→ **Problem statement**
Pull every line containing "хозяйственной" out of the material below.

==== Supplied material ====

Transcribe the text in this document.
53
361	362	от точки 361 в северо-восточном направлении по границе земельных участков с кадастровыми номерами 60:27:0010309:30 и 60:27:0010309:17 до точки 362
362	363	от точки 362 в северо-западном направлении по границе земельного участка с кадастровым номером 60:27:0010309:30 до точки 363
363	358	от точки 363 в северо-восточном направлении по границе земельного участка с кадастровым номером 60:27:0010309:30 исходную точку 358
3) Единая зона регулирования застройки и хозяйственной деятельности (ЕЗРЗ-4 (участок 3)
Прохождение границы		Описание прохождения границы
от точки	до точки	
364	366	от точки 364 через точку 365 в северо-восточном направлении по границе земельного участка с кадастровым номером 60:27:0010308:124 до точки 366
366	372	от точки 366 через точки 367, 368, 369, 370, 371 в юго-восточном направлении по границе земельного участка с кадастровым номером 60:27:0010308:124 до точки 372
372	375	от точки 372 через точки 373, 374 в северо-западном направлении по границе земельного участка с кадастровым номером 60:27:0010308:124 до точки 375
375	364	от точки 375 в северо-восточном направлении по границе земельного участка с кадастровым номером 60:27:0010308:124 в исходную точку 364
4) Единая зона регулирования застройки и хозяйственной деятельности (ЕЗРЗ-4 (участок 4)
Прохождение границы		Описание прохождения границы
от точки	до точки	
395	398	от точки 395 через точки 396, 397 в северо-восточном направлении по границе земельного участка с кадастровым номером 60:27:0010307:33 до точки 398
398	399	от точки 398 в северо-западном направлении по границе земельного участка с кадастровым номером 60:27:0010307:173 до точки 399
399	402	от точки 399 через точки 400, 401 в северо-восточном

====

→ **Exercise solution**
3) Единая зона регулирования застройки и хозяйственной деятельности (ЕЗРЗ-4 (участок 3)
4) Единая зона регулирования застройки и хозяйственной деятельности (ЕЗРЗ-4 (участок 4)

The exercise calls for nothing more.